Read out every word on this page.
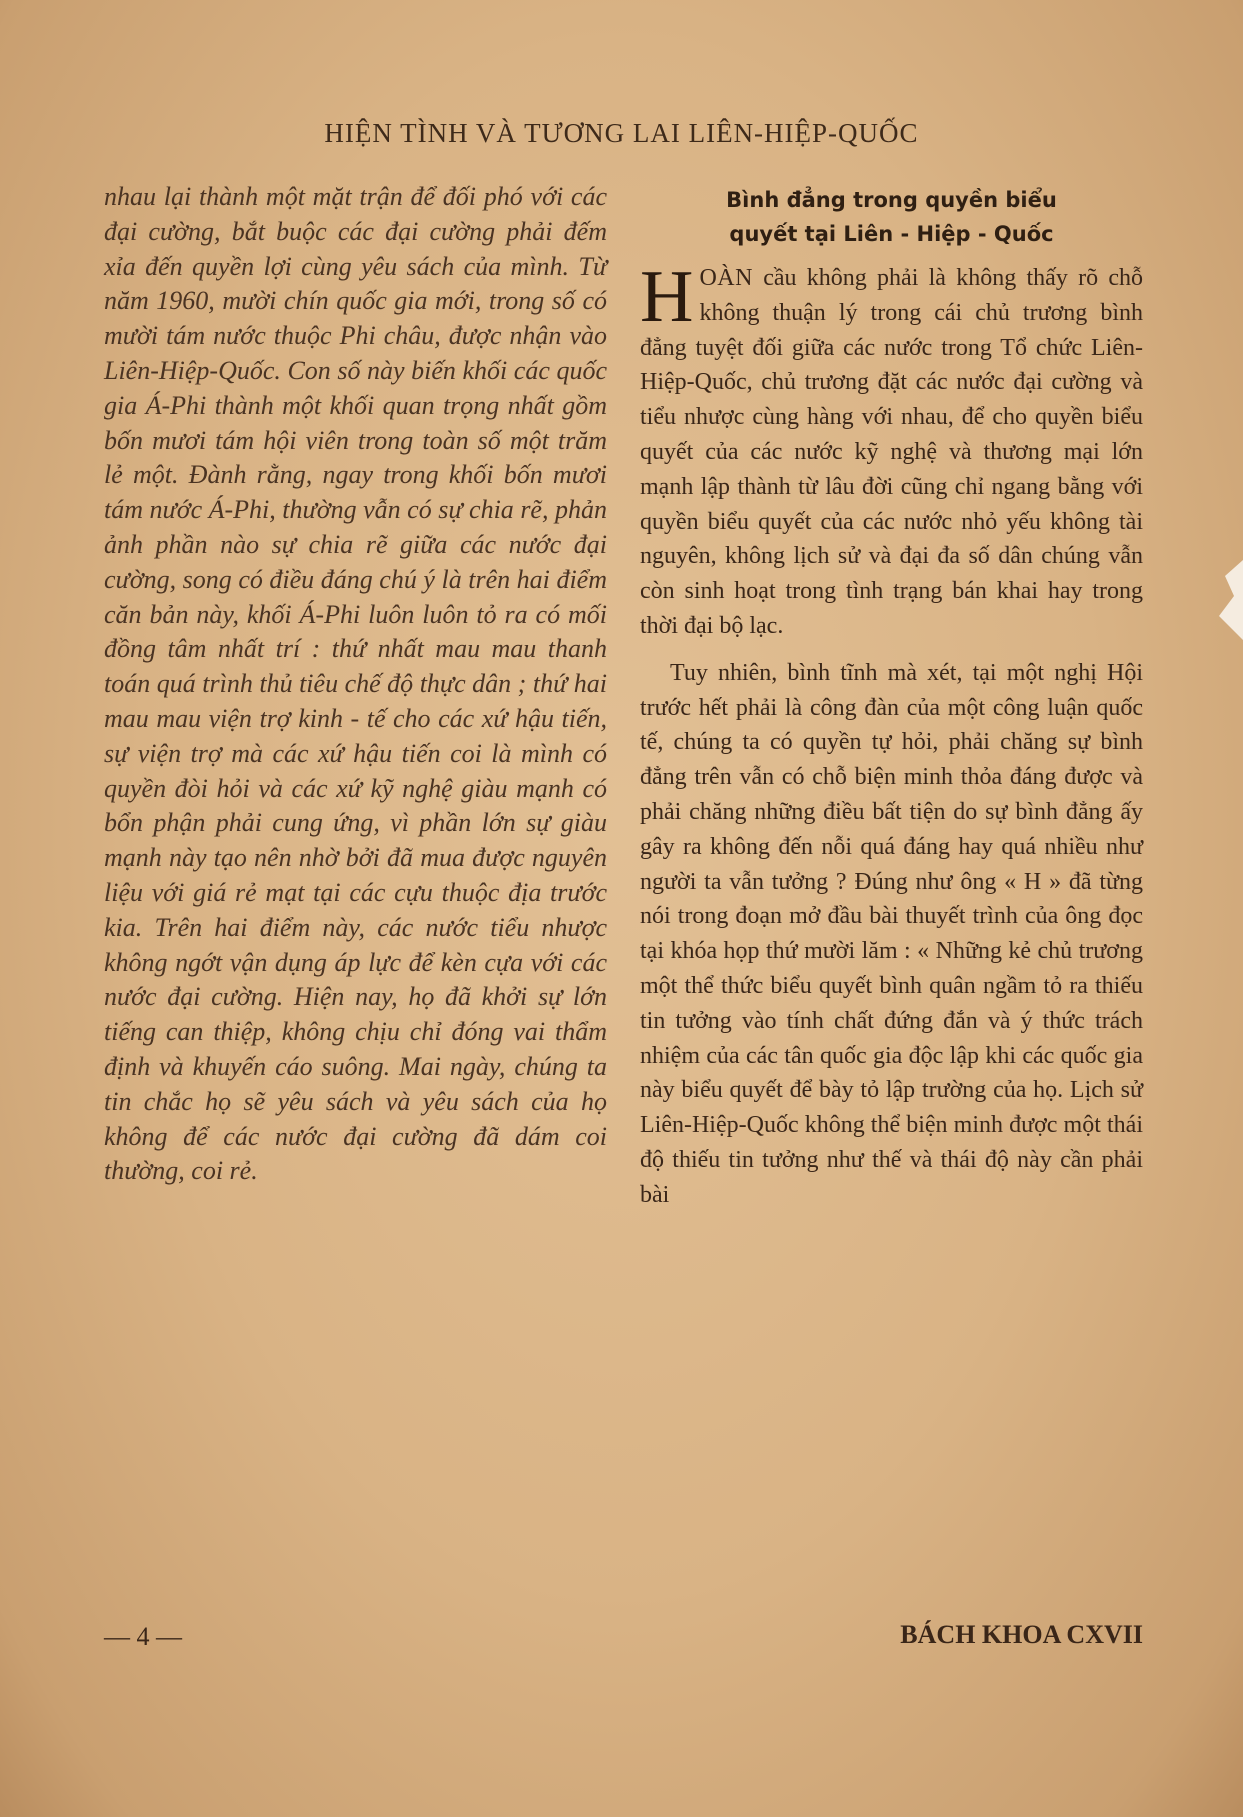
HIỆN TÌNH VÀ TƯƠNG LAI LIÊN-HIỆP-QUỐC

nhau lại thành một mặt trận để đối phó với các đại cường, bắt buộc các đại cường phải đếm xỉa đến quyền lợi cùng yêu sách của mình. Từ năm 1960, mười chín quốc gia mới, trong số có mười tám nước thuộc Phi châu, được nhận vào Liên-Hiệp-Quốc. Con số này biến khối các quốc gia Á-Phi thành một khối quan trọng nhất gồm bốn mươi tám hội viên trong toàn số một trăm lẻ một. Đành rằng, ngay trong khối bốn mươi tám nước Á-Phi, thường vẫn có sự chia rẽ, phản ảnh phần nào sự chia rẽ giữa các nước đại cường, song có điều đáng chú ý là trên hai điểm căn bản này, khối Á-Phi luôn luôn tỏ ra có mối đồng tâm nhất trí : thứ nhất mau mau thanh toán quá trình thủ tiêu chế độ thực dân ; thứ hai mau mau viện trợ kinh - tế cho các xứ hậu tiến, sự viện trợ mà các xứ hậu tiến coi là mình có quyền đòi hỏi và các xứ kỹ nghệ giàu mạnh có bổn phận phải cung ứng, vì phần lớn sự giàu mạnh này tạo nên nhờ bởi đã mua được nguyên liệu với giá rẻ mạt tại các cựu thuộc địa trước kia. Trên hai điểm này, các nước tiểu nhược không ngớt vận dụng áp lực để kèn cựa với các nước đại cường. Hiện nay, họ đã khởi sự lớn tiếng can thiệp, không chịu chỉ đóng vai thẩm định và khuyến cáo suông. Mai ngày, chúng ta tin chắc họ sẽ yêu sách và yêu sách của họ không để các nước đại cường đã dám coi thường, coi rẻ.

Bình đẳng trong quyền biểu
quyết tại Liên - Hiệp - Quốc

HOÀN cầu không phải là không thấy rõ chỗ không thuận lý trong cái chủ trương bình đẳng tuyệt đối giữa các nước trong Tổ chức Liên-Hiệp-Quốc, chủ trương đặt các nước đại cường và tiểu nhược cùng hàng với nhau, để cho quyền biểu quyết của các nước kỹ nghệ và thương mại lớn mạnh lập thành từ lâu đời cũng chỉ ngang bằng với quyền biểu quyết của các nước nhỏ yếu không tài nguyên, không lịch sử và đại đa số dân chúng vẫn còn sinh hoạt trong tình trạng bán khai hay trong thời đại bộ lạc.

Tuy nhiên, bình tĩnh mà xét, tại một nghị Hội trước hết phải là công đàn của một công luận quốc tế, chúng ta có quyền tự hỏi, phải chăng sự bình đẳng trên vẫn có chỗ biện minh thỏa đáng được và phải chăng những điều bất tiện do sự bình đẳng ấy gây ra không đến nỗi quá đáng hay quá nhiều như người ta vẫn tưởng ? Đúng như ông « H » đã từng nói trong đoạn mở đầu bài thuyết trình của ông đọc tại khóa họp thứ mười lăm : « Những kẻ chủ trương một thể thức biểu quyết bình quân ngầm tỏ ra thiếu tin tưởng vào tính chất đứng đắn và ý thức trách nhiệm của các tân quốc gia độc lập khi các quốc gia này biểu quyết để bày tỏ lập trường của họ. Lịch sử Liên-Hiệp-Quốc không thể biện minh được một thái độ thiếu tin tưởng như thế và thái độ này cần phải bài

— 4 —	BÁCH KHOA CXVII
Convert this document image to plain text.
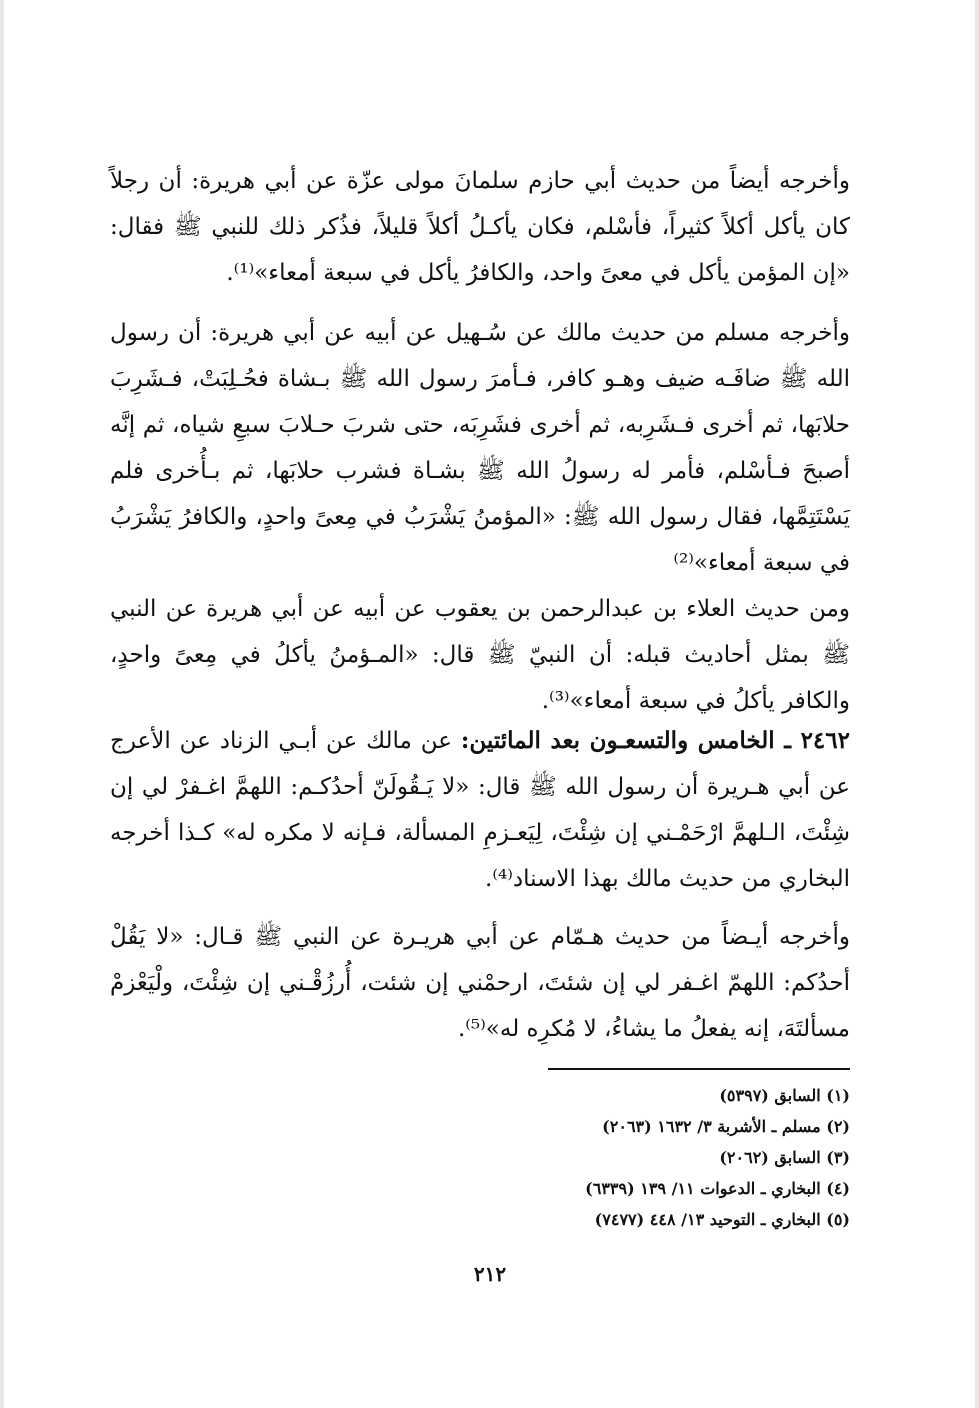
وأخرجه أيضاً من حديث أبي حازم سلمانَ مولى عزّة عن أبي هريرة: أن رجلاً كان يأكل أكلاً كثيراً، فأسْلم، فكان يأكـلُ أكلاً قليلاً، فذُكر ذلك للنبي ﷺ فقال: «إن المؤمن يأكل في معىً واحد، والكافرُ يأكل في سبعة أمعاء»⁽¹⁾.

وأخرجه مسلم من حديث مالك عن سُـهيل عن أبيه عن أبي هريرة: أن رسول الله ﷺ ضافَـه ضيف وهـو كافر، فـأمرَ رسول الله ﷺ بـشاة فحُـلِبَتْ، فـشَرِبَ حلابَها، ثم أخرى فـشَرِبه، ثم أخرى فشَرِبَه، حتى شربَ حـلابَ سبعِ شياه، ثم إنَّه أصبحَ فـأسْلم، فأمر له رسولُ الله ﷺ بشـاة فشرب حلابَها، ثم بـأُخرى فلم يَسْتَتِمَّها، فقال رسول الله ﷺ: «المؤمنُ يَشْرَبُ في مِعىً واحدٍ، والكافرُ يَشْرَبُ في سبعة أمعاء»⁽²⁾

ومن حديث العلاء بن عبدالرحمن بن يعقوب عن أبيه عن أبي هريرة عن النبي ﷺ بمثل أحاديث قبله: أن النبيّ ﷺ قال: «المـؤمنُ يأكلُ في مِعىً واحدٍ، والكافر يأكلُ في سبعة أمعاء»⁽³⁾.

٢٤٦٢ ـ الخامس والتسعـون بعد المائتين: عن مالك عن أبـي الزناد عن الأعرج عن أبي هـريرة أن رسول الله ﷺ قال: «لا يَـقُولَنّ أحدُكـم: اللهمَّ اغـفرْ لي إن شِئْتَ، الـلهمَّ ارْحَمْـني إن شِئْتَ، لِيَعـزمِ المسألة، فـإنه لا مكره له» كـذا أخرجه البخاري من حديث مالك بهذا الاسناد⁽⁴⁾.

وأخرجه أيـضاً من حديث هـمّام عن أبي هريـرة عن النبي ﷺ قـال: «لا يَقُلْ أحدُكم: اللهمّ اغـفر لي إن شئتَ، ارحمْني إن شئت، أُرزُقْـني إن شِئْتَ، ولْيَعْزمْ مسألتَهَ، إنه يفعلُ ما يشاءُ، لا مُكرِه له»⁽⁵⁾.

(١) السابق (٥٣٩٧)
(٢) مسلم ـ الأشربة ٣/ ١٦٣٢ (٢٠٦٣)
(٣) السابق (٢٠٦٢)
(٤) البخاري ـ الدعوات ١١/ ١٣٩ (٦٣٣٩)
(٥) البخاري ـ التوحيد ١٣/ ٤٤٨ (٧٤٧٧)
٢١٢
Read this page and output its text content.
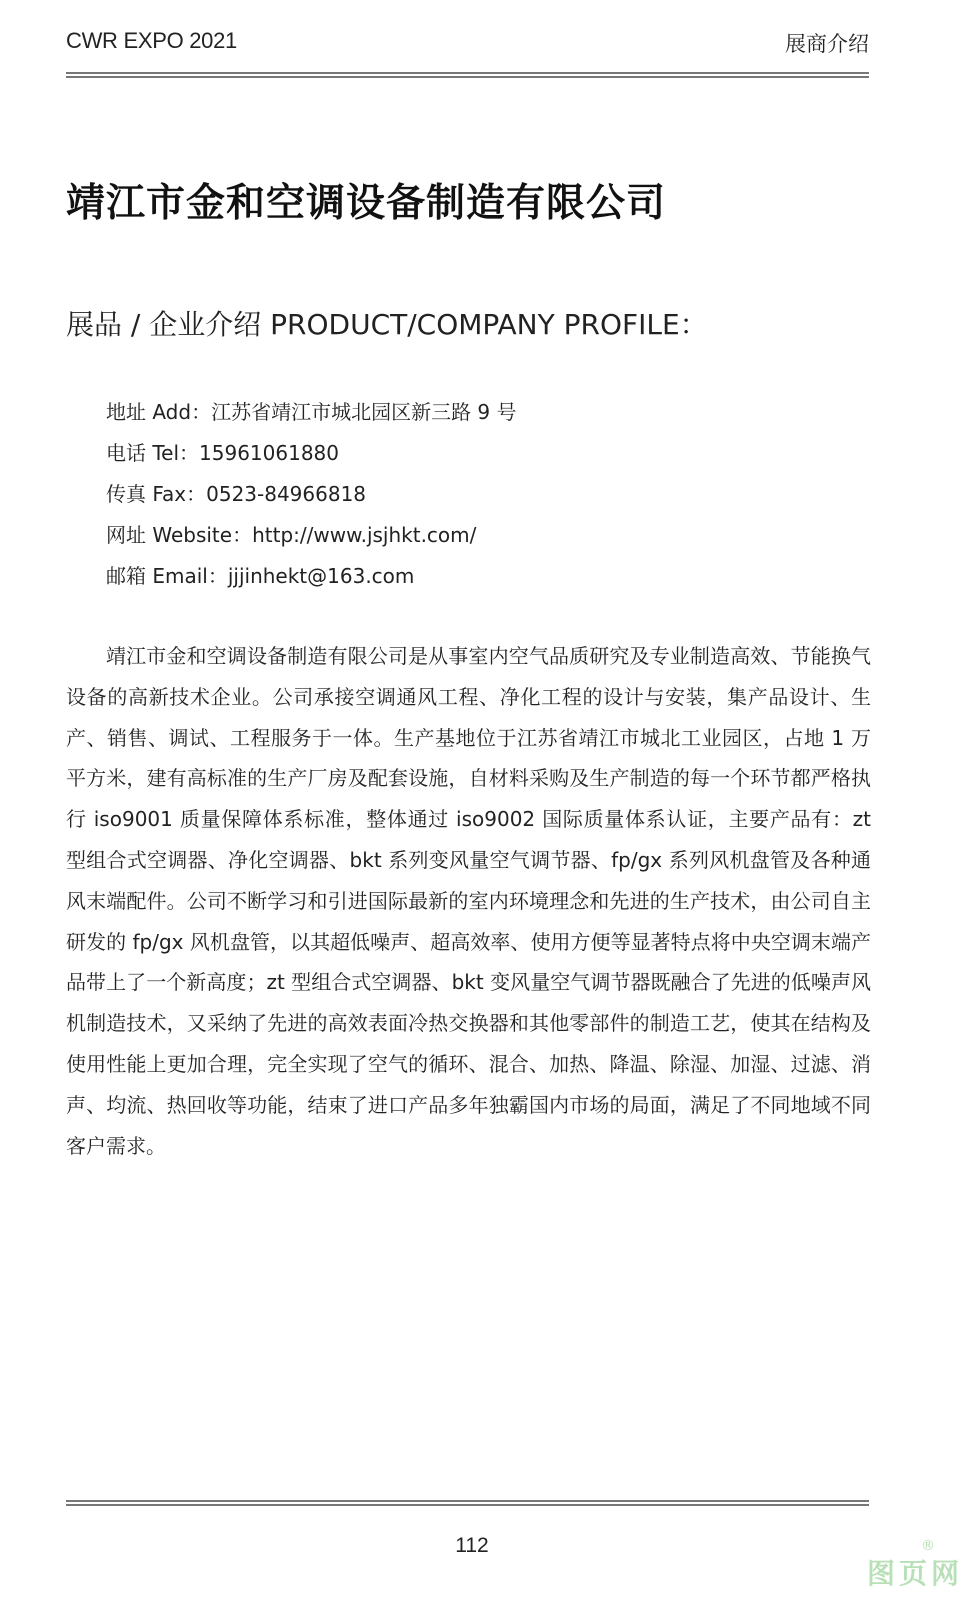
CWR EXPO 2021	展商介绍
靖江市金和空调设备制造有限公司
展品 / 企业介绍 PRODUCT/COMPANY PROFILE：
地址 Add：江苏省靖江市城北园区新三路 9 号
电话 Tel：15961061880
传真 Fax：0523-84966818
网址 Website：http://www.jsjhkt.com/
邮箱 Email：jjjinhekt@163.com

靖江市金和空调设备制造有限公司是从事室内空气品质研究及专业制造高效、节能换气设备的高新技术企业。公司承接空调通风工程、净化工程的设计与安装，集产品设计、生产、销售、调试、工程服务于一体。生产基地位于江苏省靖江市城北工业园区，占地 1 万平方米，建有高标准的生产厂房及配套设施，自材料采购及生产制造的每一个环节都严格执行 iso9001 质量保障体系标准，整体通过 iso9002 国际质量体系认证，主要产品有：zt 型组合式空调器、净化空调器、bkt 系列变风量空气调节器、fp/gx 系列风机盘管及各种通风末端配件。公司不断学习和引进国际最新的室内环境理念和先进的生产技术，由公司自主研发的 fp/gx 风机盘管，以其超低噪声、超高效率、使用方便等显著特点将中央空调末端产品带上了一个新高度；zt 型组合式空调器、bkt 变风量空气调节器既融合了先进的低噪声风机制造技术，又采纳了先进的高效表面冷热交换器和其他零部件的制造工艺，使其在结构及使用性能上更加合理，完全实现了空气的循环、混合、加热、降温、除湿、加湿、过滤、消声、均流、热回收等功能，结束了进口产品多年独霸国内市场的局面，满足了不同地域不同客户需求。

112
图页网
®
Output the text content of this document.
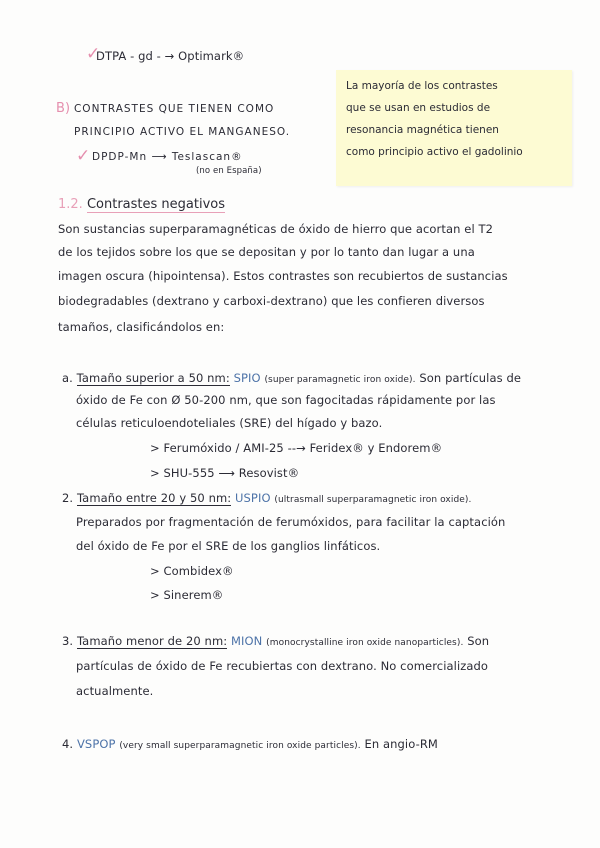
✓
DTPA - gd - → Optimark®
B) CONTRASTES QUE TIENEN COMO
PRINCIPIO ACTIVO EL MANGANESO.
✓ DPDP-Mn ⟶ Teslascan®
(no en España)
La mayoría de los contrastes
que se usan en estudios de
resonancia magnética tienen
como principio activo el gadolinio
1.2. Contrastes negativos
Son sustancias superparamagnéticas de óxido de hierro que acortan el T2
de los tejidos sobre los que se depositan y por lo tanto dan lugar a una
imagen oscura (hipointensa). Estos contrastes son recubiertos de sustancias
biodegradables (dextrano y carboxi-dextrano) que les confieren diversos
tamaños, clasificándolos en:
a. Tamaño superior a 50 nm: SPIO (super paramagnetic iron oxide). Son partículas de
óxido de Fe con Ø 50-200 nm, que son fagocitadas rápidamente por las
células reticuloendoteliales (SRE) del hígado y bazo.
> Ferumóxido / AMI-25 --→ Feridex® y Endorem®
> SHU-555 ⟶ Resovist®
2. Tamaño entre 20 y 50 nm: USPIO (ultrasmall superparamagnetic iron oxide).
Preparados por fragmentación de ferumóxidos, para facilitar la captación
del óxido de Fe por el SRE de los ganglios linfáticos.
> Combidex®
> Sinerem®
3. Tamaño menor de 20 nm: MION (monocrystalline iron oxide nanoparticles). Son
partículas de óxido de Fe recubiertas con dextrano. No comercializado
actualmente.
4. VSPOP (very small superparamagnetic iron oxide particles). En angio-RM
##############################
**Your instructions**
Quote exactly, and nothing besides, the lines from the one with "Output the text content of this document." through the end of the records above; include both ends and omit the pictures.

**In response**
Output the text content of this document.
✓
DTPA - gd - → Optimark®
B) CONTRASTES QUE TIENEN COMO
PRINCIPIO ACTIVO EL MANGANESO.
✓ DPDP-Mn ⟶ Teslascan®
(no en España)
La mayoría de los contrastes
que se usan en estudios de
resonancia magnética tienen
como principio activo el gadolinio
1.2. Contrastes negativos
Son sustancias superparamagnéticas de óxido de hierro que acortan el T2
de los tejidos sobre los que se depositan y por lo tanto dan lugar a una
imagen oscura (hipointensa). Estos contrastes son recubiertos de sustancias
biodegradables (dextrano y carboxi-dextrano) que les confieren diversos
tamaños, clasificándolos en:
a. Tamaño superior a 50 nm: SPIO (super paramagnetic iron oxide). Son partículas de
óxido de Fe con Ø 50-200 nm, que son fagocitadas rápidamente por las
células reticuloendoteliales (SRE) del hígado y bazo.
> Ferumóxido / AMI-25 --→ Feridex® y Endorem®
> SHU-555 ⟶ Resovist®
2. Tamaño entre 20 y 50 nm: USPIO (ultrasmall superparamagnetic iron oxide).
Preparados por fragmentación de ferumóxidos, para facilitar la captación
del óxido de Fe por el SRE de los ganglios linfáticos.
> Combidex®
> Sinerem®
3. Tamaño menor de 20 nm: MION (monocrystalline iron oxide nanoparticles). Son
partículas de óxido de Fe recubiertas con dextrano. No comercializado
actualmente.
4. VSPOP (very small superparamagnetic iron oxide particles). En angio-RM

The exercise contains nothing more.